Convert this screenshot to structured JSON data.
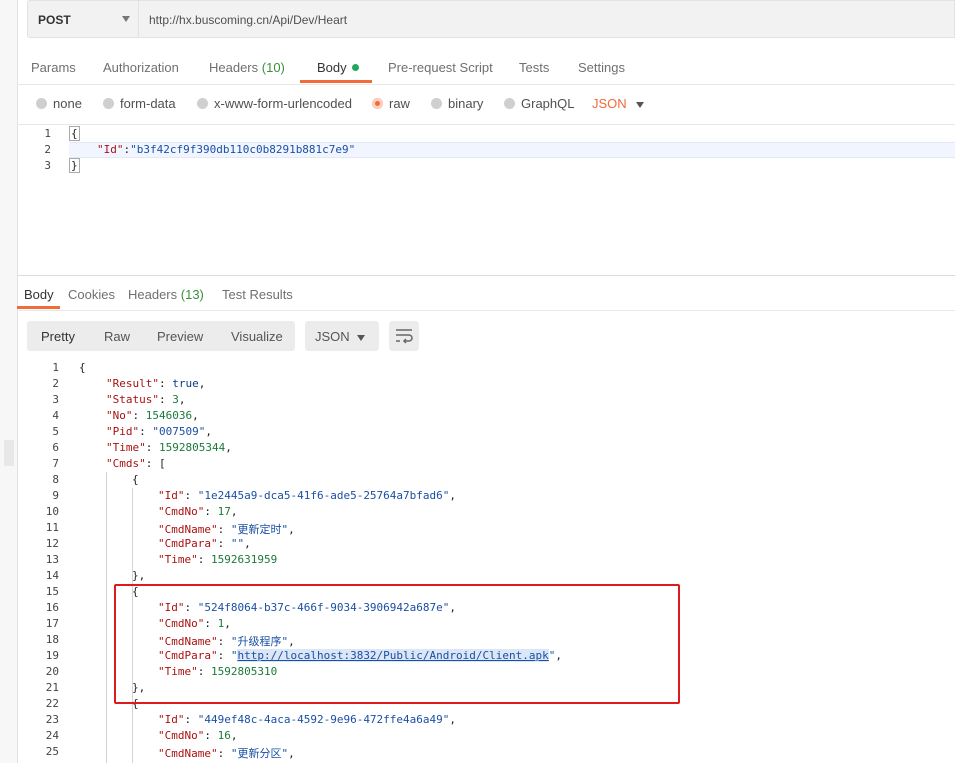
{
  "request": {
    "method": "POST",
    "url": "http://hx.buscoming.cn/Api/Dev/Heart"
  },
  "request_tabs": [
    {
      "label": "Params"
    },
    {
      "label": "Authorization"
    },
    {
      "label": "Headers",
      "count": "(10)"
    },
    {
      "label": "Body"
    },
    {
      "label": "Pre-request Script"
    },
    {
      "label": "Tests"
    },
    {
      "label": "Settings"
    }
  ],
  "body_types": [
    {
      "label": "none"
    },
    {
      "label": "form-data"
    },
    {
      "label": "x-www-form-urlencoded"
    },
    {
      "label": "raw"
    },
    {
      "label": "binary"
    },
    {
      "label": "GraphQL"
    }
  ],
  "body_format": "JSON",
  "request_body": [
    {
      "num": "1",
      "text": "{"
    },
    {
      "num": "2",
      "key": "\"Id\"",
      "value": "\"b3f42cf9f390db110c0b8291b881c7e9\""
    },
    {
      "num": "3",
      "text": "}"
    }
  ],
  "response_tabs": [
    {
      "label": "Body"
    },
    {
      "label": "Cookies"
    },
    {
      "label": "Headers",
      "count": "(13)"
    },
    {
      "label": "Test Results"
    }
  ],
  "response_views": [
    {
      "label": "Pretty"
    },
    {
      "label": "Raw"
    },
    {
      "label": "Preview"
    },
    {
      "label": "Visualize"
    }
  ],
  "response_format": "JSON",
  "response_lines": [
    {
      "num": "1",
      "text": "{"
    },
    {
      "num": "2",
      "key": "\"Result\"",
      "value": "true",
      "comma": ","
    },
    {
      "num": "3",
      "key": "\"Status\"",
      "value": "3",
      "comma": ","
    },
    {
      "num": "4",
      "key": "\"No\"",
      "value": "1546036",
      "comma": ","
    },
    {
      "num": "5",
      "key": "\"Pid\"",
      "value": "\"007509\"",
      "comma": ","
    },
    {
      "num": "6",
      "key": "\"Time\"",
      "value": "1592805344",
      "comma": ","
    },
    {
      "num": "7",
      "key": "\"Cmds\"",
      "value": "[",
      "comma": ""
    },
    {
      "num": "8",
      "text": "{"
    },
    {
      "num": "9",
      "key": "\"Id\"",
      "value": "\"1e2445a9-dca5-41f6-ade5-25764a7bfad6\"",
      "comma": ","
    },
    {
      "num": "10",
      "key": "\"CmdNo\"",
      "value": "17",
      "comma": ","
    },
    {
      "num": "11",
      "key": "\"CmdName\"",
      "value": "\"更新定时\"",
      "comma": ","
    },
    {
      "num": "12",
      "key": "\"CmdPara\"",
      "value": "\"\"",
      "comma": ","
    },
    {
      "num": "13",
      "key": "\"Time\"",
      "value": "1592631959",
      "comma": ""
    },
    {
      "num": "14",
      "text": "},"
    },
    {
      "num": "15",
      "text": "{"
    },
    {
      "num": "16",
      "key": "\"Id\"",
      "value": "\"524f8064-b37c-466f-9034-3906942a687e\"",
      "comma": ","
    },
    {
      "num": "17",
      "key": "\"CmdNo\"",
      "value": "1",
      "comma": ","
    },
    {
      "num": "18",
      "key": "\"CmdName\"",
      "value": "\"升级程序\"",
      "comma": ","
    },
    {
      "num": "19",
      "key": "\"CmdPara\"",
      "value": "\"http://localhost:3832/Public/Android/Client.apk\"",
      "comma": ","
    },
    {
      "num": "20",
      "key": "\"Time\"",
      "value": "1592805310",
      "comma": ""
    },
    {
      "num": "21",
      "text": "},"
    },
    {
      "num": "22",
      "text": "{"
    },
    {
      "num": "23",
      "key": "\"Id\"",
      "value": "\"449ef48c-4aca-4592-9e96-472ffe4a6a49\"",
      "comma": ","
    },
    {
      "num": "24",
      "key": "\"CmdNo\"",
      "value": "16",
      "comma": ","
    },
    {
      "num": "25",
      "key": "\"CmdName\"",
      "value": "\"更新分区\"",
      "comma": ","
    }
  ],
  "colors": {
    "accent": "#f26b3a",
    "highlight_box": "#e0191b",
    "status_dot": "#26a65b"
  }
}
********
**TASK INSTRUCTIONS**
Track down every line holding the string "JSON" and copy it.

**RESULT FOR THIS TASK**
Convert this screenshot to structured JSON data.
  "body_format": "JSON",
  "response_format": "JSON",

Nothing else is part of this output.